**Task objective**. Copy every line from the material below that holds "ylabel".

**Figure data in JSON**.
####
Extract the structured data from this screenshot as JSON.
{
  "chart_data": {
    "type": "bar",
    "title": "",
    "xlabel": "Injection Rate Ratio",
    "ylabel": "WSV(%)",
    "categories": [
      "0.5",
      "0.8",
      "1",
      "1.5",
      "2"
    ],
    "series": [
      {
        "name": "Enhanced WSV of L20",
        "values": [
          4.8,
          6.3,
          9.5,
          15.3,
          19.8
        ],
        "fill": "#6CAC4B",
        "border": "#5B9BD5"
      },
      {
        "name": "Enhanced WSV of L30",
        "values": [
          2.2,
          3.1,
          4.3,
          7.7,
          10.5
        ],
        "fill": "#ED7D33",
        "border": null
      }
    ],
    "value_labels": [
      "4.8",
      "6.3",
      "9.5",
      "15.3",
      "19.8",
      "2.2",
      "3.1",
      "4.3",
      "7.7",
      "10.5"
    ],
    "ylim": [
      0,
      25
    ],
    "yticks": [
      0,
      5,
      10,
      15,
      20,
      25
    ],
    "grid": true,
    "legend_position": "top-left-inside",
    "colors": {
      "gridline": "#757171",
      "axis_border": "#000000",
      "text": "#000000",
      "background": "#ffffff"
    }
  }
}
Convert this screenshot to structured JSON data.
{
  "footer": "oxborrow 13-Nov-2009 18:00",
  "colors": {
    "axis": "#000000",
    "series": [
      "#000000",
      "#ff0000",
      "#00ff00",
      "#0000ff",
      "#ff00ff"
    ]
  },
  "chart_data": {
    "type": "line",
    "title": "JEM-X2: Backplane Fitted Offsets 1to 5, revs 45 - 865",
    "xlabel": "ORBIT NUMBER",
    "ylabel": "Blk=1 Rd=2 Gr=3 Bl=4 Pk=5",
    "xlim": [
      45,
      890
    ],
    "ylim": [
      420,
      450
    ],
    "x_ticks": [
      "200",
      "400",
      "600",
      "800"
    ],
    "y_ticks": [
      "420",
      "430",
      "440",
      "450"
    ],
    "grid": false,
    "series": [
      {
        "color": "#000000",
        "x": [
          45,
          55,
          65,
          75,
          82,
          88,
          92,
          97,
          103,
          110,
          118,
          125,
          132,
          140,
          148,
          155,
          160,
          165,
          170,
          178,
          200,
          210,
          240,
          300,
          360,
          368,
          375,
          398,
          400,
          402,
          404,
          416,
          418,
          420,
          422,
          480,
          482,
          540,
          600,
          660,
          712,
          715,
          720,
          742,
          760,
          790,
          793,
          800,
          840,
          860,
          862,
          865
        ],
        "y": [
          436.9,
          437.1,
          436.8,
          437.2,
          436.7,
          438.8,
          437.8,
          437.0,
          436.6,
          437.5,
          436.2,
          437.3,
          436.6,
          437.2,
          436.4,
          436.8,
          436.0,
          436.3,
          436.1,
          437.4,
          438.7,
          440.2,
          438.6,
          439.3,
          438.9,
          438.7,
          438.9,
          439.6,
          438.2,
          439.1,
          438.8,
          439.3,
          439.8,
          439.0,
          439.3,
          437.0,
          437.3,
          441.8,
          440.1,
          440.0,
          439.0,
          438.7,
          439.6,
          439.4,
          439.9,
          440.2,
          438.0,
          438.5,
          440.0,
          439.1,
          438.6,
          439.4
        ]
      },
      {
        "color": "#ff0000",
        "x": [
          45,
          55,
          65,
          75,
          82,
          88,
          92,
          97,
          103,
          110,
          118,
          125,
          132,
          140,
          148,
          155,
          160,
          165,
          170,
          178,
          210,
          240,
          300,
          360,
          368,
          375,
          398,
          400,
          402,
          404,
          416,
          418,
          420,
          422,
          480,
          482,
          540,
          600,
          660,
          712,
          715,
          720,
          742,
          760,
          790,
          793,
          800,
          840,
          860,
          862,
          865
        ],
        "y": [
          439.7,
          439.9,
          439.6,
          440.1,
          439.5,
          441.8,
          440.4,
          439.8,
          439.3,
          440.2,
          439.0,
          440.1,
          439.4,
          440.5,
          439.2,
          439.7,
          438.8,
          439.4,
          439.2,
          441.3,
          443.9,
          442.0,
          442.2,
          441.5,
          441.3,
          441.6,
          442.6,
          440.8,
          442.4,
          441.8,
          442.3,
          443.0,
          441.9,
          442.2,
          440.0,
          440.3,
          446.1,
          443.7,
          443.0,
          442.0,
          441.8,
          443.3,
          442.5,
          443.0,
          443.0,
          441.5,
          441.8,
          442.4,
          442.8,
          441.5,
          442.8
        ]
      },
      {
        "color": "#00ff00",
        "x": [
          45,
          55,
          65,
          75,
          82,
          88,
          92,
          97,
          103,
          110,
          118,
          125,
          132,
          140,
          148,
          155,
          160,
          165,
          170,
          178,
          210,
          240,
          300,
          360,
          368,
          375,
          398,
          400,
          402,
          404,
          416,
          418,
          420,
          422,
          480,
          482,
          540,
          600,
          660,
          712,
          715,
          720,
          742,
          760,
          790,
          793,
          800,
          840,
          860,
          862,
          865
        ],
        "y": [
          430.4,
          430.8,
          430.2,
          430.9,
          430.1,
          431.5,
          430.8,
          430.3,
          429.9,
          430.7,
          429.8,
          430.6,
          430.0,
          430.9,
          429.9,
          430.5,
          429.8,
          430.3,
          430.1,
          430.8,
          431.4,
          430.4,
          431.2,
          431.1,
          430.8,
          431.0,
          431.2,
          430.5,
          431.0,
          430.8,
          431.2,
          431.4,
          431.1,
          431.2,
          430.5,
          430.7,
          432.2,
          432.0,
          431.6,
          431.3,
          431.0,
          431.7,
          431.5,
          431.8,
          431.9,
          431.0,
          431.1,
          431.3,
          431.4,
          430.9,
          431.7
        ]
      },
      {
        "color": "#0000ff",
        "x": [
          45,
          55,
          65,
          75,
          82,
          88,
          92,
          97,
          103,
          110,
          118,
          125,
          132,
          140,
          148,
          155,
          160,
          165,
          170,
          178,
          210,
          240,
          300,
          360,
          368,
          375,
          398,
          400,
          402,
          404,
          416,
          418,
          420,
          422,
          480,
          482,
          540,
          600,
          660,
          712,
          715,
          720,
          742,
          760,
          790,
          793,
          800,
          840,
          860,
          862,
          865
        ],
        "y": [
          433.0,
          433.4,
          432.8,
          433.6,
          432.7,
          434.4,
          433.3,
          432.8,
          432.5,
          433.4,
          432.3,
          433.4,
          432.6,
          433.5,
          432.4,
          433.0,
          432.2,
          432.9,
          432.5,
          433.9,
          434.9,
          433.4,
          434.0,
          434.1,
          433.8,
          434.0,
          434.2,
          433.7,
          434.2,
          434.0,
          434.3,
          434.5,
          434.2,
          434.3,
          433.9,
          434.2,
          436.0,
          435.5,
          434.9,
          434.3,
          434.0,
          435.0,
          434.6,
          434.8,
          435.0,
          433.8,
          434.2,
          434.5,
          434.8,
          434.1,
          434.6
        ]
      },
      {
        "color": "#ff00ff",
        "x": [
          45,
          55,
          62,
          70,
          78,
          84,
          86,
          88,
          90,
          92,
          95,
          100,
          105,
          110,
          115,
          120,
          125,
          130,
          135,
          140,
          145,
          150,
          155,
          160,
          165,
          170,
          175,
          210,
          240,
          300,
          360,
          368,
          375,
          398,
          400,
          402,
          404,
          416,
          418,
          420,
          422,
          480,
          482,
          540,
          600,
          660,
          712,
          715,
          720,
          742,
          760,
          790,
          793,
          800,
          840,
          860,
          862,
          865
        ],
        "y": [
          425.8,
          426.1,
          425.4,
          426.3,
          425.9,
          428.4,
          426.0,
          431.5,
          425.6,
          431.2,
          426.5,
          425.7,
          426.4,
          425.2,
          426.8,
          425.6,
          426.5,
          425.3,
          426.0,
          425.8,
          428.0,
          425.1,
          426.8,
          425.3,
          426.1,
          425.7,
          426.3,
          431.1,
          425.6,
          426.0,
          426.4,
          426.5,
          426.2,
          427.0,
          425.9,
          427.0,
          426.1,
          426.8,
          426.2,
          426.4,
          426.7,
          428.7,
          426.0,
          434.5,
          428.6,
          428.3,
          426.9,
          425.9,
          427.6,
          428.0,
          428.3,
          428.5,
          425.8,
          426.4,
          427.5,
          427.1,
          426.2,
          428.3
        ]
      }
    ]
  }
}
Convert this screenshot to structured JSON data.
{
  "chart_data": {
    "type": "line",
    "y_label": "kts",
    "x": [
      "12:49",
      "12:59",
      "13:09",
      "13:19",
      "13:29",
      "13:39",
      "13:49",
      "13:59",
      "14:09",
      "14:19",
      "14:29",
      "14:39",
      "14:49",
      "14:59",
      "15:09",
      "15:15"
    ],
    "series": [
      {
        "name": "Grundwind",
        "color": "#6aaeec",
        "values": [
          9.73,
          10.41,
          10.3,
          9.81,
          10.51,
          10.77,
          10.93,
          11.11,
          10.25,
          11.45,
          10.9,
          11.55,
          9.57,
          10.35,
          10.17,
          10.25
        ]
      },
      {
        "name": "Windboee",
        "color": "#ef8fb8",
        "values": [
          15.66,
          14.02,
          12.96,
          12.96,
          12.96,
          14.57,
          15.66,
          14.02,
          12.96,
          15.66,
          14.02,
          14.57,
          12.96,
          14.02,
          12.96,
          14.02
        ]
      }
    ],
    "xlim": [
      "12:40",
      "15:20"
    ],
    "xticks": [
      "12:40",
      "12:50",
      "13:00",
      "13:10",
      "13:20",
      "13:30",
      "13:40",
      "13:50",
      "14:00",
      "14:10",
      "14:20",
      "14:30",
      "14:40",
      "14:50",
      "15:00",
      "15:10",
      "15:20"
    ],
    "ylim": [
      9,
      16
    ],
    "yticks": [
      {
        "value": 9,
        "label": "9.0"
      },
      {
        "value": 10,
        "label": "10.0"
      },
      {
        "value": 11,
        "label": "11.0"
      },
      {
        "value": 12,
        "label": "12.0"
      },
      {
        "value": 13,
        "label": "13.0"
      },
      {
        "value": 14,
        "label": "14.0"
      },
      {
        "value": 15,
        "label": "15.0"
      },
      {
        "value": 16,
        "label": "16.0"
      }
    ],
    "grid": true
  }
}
####
**Exercise output**.
    "ylabel": "WSV(%)",
    "ylabel": "Blk=1 Rd=2 Gr=3 Bl=4 Pk=5",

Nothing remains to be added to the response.